**TASK GOAL**. Using the records provided below, locate and copy each line that contains the word "this".

****************

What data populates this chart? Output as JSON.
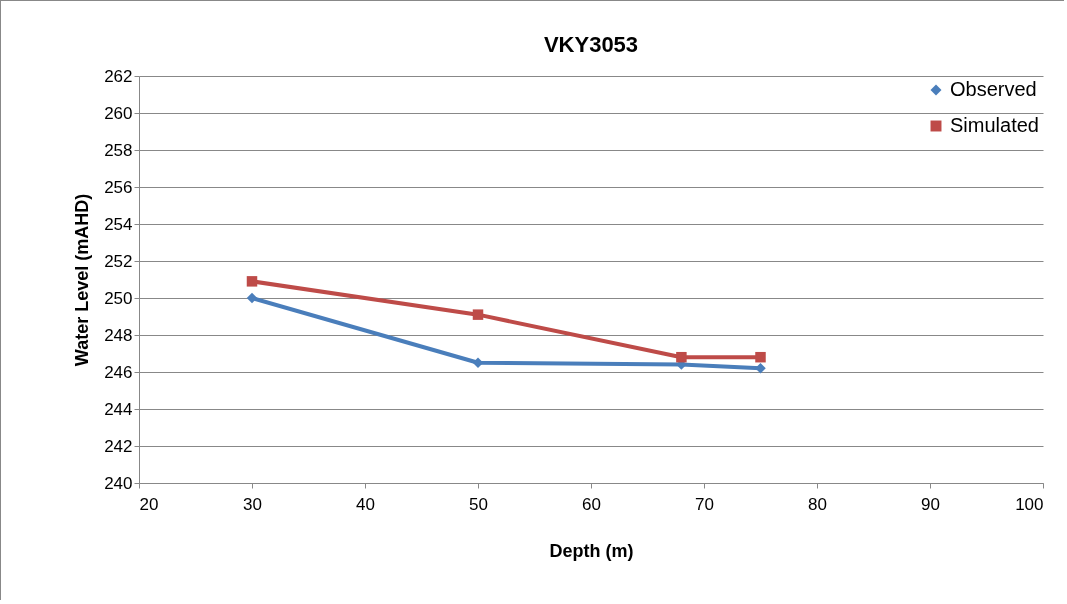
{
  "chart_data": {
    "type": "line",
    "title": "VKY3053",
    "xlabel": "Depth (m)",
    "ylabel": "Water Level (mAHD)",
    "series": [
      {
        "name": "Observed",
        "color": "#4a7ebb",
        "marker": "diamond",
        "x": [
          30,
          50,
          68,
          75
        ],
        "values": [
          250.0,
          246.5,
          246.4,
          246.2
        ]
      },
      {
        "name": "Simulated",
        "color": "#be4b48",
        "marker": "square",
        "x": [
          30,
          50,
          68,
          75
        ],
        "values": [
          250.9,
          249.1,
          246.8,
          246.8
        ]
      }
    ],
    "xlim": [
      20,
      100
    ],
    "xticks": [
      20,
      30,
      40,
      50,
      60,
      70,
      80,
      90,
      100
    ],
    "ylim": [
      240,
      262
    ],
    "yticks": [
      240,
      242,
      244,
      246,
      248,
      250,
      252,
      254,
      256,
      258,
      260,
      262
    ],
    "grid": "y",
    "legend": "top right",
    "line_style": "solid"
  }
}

****************

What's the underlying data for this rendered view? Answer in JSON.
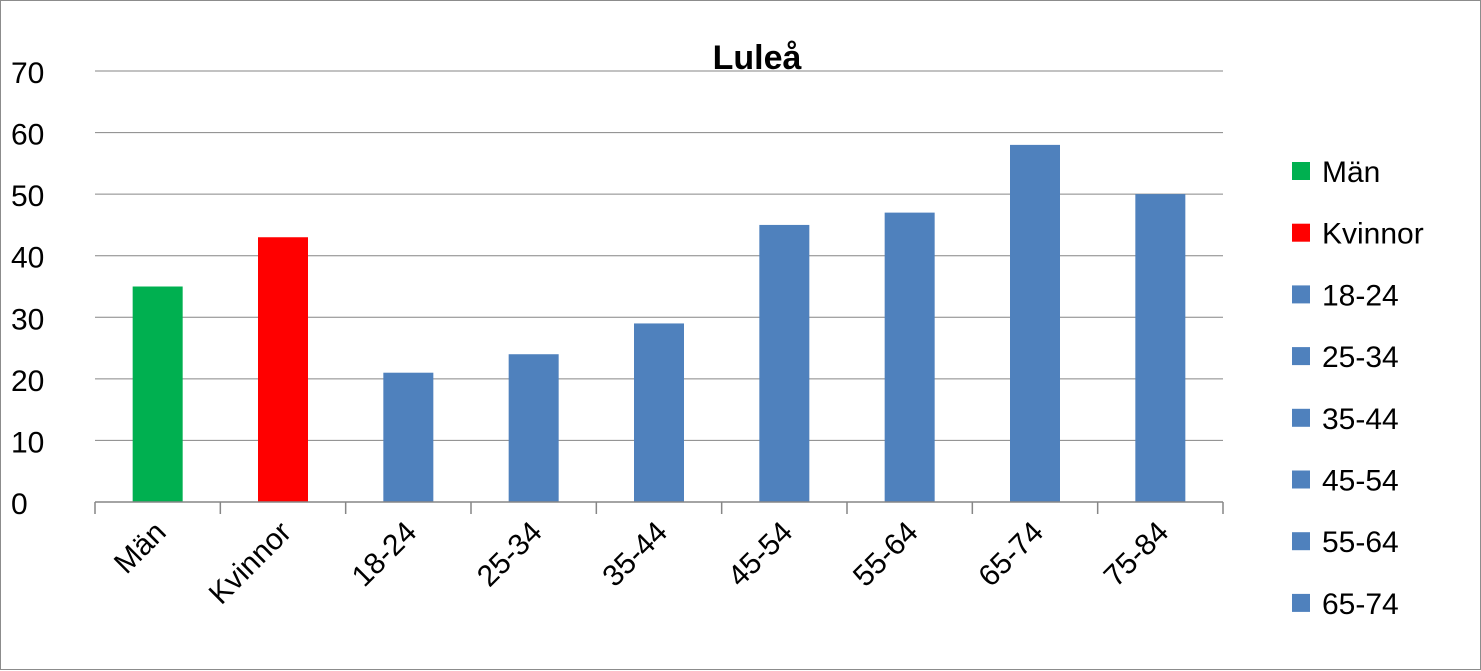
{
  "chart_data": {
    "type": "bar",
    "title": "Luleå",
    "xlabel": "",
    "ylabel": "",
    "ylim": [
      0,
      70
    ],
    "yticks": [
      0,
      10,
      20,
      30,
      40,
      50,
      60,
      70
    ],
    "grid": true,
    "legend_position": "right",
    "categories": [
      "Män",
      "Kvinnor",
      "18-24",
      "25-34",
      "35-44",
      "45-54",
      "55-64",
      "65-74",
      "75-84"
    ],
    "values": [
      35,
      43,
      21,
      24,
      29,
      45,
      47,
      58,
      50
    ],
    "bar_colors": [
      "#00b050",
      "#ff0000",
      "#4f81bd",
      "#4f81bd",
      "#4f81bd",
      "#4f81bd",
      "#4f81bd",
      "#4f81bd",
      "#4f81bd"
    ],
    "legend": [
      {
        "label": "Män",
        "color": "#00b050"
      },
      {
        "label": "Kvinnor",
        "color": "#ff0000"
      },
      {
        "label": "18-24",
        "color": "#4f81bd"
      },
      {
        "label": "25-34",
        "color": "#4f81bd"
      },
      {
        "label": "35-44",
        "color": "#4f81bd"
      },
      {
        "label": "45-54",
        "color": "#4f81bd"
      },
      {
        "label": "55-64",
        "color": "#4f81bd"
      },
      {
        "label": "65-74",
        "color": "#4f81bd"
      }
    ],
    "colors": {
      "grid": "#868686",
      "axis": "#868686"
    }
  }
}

****************

**OUTPUT OF THE TASK**.
What data populates this chart? Output as JSON.
What's the underlying data for this rendered view? Answer in JSON.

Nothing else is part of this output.